BEGIN PROVIDED TEXT

Cover Learning for Large-Scale Topology Representation¶

Conference: ICML2025
arXiv: 2503.09767
Code: github.com/luisscoccola/shapediscover
Area: NLP Understanding
Keywords: Cover Learning, Topological Data Analysis, Simplicial Complex, Nerve Construction, Fuzzy Cover

TL;DR¶

Proposes Cover Learning as a unified unsupervised learning problem. From an optimization perspective, three loss functions (measure, geometry, topology) are designed to learn topologically faithful covers of datasets. The resulting simplicial complexes are more compact than standard geometric complexes in topological inference and can represent higher-dimensional information than Mapper graphs in large-scale topological visualization.

Background & Motivation¶

Background: The core goal of Topological Data Analysis (TDA) is to infer and quantify the topological structure of underlying spaces from data. Current TDA mainly consists of two methodologies: (1) topological inference based on geometric complexes (such as Vietoris-Rips complexes), which can recover high-dimensional topology but the number of simplices grows exponentially with the size of data; (2) large-scale topological visualization based on Mapper graphs, which is flexible and easy to use, but the output is a 1D graph and cannot capture topological information beyond dimension 1. Both share a common core in topology known as the Nerve construction—given a cover of a space, a simplicial complex is constructed.

END PROVIDED TEXT
BEGIN RECORDED INFORMATION

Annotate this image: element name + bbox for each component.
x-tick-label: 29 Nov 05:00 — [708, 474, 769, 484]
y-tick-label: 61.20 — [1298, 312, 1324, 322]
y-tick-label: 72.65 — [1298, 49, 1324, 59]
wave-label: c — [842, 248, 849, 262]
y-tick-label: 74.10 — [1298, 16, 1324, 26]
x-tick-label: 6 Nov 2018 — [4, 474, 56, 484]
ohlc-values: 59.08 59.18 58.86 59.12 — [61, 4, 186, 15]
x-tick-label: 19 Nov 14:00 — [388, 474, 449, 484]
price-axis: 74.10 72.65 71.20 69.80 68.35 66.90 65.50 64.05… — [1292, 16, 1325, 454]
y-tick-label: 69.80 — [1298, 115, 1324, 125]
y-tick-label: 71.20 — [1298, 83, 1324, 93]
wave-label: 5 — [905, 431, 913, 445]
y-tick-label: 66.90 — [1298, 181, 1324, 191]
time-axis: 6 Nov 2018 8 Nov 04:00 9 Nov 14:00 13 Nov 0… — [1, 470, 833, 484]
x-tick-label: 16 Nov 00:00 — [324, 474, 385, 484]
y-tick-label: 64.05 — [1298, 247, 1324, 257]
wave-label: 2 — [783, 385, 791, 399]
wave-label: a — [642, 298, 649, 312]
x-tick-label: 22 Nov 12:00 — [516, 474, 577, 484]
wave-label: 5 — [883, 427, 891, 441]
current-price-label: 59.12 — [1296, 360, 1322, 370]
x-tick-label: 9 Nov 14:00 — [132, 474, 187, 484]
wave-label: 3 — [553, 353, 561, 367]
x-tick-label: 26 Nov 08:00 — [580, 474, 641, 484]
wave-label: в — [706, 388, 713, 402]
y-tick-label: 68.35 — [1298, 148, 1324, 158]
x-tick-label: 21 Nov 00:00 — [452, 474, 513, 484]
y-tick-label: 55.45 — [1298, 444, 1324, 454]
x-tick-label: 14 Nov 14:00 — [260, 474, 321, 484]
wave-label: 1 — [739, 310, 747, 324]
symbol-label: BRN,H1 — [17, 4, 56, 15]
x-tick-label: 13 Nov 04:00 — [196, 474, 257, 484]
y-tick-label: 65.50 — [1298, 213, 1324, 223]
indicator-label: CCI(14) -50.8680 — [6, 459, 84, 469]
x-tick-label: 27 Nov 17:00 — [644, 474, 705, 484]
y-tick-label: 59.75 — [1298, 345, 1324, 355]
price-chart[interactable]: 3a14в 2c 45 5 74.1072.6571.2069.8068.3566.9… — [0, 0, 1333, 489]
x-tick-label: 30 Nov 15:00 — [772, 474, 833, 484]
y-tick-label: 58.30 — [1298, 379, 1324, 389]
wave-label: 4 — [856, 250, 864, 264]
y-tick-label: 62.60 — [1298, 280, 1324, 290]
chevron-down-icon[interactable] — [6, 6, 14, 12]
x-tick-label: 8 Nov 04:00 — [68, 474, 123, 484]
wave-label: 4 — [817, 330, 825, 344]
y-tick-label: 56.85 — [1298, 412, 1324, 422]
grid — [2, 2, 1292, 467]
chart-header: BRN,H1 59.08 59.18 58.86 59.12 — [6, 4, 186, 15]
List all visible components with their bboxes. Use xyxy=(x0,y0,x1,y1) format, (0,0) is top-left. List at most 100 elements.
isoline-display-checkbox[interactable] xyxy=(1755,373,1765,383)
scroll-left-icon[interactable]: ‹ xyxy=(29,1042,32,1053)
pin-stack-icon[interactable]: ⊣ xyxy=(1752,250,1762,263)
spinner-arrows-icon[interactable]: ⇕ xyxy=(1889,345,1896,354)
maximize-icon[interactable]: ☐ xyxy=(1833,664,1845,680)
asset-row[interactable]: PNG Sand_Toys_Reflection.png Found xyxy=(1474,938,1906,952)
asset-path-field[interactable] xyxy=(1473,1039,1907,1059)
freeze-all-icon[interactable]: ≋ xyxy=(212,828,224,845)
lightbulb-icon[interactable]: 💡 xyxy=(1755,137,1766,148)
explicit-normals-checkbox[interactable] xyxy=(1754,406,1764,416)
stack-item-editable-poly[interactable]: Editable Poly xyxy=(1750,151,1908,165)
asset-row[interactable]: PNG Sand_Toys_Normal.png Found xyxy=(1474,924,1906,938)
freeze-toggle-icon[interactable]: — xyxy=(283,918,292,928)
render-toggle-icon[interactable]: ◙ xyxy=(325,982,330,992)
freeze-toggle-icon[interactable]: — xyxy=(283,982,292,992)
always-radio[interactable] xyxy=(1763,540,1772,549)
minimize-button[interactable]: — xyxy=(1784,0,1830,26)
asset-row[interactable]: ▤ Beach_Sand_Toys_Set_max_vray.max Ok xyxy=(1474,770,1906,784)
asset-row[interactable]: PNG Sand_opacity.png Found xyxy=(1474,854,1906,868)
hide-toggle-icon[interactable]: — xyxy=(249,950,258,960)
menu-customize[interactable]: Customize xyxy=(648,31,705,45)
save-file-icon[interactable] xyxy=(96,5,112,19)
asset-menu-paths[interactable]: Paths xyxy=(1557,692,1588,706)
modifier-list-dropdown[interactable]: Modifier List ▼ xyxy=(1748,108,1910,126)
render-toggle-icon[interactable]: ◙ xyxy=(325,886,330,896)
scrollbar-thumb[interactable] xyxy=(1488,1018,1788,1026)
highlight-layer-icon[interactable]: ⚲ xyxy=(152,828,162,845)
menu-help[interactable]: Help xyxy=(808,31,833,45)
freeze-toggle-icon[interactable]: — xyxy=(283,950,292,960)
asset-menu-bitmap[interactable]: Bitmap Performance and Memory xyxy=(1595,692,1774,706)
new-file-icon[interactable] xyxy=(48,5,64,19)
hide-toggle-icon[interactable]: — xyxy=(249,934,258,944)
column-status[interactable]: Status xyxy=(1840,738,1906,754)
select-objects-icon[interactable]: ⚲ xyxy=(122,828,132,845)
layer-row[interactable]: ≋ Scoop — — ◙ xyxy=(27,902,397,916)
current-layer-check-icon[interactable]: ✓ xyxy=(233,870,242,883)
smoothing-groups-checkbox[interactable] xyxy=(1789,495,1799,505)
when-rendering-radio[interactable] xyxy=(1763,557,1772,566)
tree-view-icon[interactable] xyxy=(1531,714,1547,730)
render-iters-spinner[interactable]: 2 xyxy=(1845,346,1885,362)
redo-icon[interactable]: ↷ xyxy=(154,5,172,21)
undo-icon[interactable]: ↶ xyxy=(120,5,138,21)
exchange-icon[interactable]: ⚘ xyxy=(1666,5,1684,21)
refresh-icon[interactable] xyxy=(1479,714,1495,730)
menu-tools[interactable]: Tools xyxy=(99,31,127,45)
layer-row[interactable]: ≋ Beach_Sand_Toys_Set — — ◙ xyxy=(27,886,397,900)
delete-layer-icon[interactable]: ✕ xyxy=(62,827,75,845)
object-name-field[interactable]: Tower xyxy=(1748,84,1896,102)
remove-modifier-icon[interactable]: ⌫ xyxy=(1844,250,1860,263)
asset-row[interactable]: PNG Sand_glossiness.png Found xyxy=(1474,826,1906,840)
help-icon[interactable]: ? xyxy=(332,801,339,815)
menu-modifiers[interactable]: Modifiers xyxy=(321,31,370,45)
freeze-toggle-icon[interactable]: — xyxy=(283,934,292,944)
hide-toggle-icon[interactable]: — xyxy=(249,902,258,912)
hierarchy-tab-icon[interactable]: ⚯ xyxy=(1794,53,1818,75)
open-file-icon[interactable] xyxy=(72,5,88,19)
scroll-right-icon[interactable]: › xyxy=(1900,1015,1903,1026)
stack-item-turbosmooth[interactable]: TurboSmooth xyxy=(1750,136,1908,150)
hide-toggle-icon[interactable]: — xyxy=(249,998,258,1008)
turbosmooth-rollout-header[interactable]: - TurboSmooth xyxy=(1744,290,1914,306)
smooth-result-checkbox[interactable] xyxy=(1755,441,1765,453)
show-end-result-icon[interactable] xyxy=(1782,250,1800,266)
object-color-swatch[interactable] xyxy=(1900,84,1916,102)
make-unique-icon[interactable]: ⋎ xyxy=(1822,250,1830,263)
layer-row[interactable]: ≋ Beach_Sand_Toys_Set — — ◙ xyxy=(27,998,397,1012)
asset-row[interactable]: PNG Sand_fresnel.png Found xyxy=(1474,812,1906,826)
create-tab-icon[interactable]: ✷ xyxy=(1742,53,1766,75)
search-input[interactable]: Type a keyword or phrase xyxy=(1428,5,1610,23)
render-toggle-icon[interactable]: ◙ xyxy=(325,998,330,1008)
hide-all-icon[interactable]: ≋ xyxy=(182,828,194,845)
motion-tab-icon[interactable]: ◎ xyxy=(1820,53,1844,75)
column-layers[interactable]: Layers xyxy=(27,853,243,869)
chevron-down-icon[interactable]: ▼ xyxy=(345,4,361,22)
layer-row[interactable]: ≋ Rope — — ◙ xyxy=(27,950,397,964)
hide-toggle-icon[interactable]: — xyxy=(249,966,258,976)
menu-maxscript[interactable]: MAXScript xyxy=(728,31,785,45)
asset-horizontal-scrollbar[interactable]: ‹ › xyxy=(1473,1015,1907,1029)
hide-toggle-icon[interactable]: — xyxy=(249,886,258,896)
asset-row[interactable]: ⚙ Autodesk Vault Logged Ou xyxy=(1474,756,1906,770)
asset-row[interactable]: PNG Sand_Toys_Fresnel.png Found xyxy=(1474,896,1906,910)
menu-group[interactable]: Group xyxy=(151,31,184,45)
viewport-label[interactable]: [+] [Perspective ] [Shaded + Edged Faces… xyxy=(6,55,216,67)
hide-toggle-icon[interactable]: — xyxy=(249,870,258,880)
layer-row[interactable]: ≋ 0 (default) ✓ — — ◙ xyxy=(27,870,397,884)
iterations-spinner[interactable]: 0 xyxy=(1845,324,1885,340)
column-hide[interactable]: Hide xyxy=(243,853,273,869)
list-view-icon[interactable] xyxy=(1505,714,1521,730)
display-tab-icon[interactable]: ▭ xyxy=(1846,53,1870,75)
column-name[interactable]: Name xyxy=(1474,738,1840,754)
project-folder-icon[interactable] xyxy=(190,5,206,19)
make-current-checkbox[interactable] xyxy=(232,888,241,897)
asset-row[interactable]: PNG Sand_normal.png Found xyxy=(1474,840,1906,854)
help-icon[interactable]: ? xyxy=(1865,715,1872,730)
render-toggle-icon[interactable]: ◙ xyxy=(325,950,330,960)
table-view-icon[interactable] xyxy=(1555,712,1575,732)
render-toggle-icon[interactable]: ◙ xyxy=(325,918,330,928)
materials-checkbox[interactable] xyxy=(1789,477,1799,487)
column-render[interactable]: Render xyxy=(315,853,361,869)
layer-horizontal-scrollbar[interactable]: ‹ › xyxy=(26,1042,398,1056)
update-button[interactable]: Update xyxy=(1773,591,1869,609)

END RECORDED INFORMATION

THE TASK: Please translate this sentence from the cover learning summary into Spanish: "Both share a common core in topology known as the Nerve construction—given a cover of a space, a simplicial complex is constructed."

RESULT FOR THIS EXERCISE: Ambas comparten un núcleo común en topología conocido como la construcción del nervio: dado un recubrimiento de un espacio, se construye un complejo simplicial.